⟨

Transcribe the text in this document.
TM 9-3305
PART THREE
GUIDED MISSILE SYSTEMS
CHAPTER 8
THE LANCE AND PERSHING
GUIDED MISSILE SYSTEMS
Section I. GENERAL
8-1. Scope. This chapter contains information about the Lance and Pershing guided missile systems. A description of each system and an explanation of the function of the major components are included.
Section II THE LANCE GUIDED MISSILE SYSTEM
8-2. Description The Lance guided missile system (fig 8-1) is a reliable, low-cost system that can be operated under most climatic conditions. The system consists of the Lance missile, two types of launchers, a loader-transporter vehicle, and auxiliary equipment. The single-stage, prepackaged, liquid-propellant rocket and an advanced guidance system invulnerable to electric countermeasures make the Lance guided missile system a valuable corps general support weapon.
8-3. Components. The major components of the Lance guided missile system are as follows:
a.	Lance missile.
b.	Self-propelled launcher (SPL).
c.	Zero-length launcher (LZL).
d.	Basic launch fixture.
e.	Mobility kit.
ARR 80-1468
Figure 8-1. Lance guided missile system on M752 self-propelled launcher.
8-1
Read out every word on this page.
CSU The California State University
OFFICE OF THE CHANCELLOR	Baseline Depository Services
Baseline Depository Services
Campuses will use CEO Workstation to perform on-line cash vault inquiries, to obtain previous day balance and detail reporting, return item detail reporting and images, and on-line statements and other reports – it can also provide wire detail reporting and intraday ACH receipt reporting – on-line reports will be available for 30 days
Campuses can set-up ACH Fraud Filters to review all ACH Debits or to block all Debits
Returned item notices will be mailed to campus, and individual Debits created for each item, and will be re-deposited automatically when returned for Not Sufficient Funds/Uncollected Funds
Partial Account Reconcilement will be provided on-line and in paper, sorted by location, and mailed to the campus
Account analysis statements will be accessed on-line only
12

⟩

Output all records verbatim.

## EXERCISE ANSWER
Transcribe the text in this document.
TM 9-3305
PART THREE
GUIDED MISSILE SYSTEMS
CHAPTER 8
THE LANCE AND PERSHING
GUIDED MISSILE SYSTEMS
Section I. GENERAL
8-1. Scope. This chapter contains information about the Lance and Pershing guided missile systems. A description of each system and an explanation of the function of the major components are included.
Section II THE LANCE GUIDED MISSILE SYSTEM
8-2. Description The Lance guided missile system (fig 8-1) is a reliable, low-cost system that can be operated under most climatic conditions. The system consists of the Lance missile, two types of launchers, a loader-transporter vehicle, and auxiliary equipment. The single-stage, prepackaged, liquid-propellant rocket and an advanced guidance system invulnerable to electric countermeasures make the Lance guided missile system a valuable corps general support weapon.
8-3. Components. The major components of the Lance guided missile system are as follows:
a.	Lance missile.
b.	Self-propelled launcher (SPL).
c.	Zero-length launcher (LZL).
d.	Basic launch fixture.
e.	Mobility kit.
ARR 80-1468
Figure 8-1. Lance guided missile system on M752 self-propelled launcher.
8-1
Read out every word on this page.
CSU The California State University
OFFICE OF THE CHANCELLOR	Baseline Depository Services
Baseline Depository Services
Campuses will use CEO Workstation to perform on-line cash vault inquiries, to obtain previous day balance and detail reporting, return item detail reporting and images, and on-line statements and other reports – it can also provide wire detail reporting and intraday ACH receipt reporting – on-line reports will be available for 30 days
Campuses can set-up ACH Fraud Filters to review all ACH Debits or to block all Debits
Returned item notices will be mailed to campus, and individual Debits created for each item, and will be re-deposited automatically when returned for Not Sufficient Funds/Uncollected Funds
Partial Account Reconcilement will be provided on-line and in paper, sorted by location, and mailed to the campus
Account analysis statements will be accessed on-line only
12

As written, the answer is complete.